_DATA FOR THIS EXERCISE_.
= = = = = = =
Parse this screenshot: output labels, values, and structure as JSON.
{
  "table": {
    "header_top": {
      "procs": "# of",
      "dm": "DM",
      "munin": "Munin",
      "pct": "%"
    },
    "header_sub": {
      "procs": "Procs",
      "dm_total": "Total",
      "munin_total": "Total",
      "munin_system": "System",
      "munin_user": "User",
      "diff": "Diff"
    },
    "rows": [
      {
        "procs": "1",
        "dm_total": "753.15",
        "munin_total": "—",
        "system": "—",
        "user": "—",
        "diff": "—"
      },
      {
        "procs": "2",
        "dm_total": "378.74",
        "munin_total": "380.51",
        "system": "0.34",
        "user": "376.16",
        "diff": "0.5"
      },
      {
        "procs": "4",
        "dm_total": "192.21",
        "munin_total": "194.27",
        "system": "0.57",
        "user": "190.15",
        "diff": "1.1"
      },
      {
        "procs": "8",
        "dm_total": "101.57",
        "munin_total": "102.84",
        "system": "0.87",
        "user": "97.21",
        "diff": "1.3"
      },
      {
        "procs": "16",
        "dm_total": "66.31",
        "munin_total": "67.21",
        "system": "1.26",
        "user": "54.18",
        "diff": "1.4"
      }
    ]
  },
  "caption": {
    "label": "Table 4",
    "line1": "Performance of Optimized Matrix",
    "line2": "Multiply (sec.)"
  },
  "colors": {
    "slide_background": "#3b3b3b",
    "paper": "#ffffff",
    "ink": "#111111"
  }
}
= = = = = = =
_WHAT YOU WILL DO_. Quote each line of the listing above exactly.

_RESULT BELOW_.
Parse this screenshot: output labels, values, and structure as JSON.
{
  "table": {
    "header_top": {
      "procs": "# of",
      "dm": "DM",
      "munin": "Munin",
      "pct": "%"
    },
    "header_sub": {
      "procs": "Procs",
      "dm_total": "Total",
      "munin_total": "Total",
      "munin_system": "System",
      "munin_user": "User",
      "diff": "Diff"
    },
    "rows": [
      {
        "procs": "1",
        "dm_total": "753.15",
        "munin_total": "—",
        "system": "—",
        "user": "—",
        "diff": "—"
      },
      {
        "procs": "2",
        "dm_total": "378.74",
        "munin_total": "380.51",
        "system": "0.34",
        "user": "376.16",
        "diff": "0.5"
      },
      {
        "procs": "4",
        "dm_total": "192.21",
        "munin_total": "194.27",
        "system": "0.57",
        "user": "190.15",
        "diff": "1.1"
      },
      {
        "procs": "8",
        "dm_total": "101.57",
        "munin_total": "102.84",
        "system": "0.87",
        "user": "97.21",
        "diff": "1.3"
      },
      {
        "procs": "16",
        "dm_total": "66.31",
        "munin_total": "67.21",
        "system": "1.26",
        "user": "54.18",
        "diff": "1.4"
      }
    ]
  },
  "caption": {
    "label": "Table 4",
    "line1": "Performance of Optimized Matrix",
    "line2": "Multiply (sec.)"
  },
  "colors": {
    "slide_background": "#3b3b3b",
    "paper": "#ffffff",
    "ink": "#111111"
  }
}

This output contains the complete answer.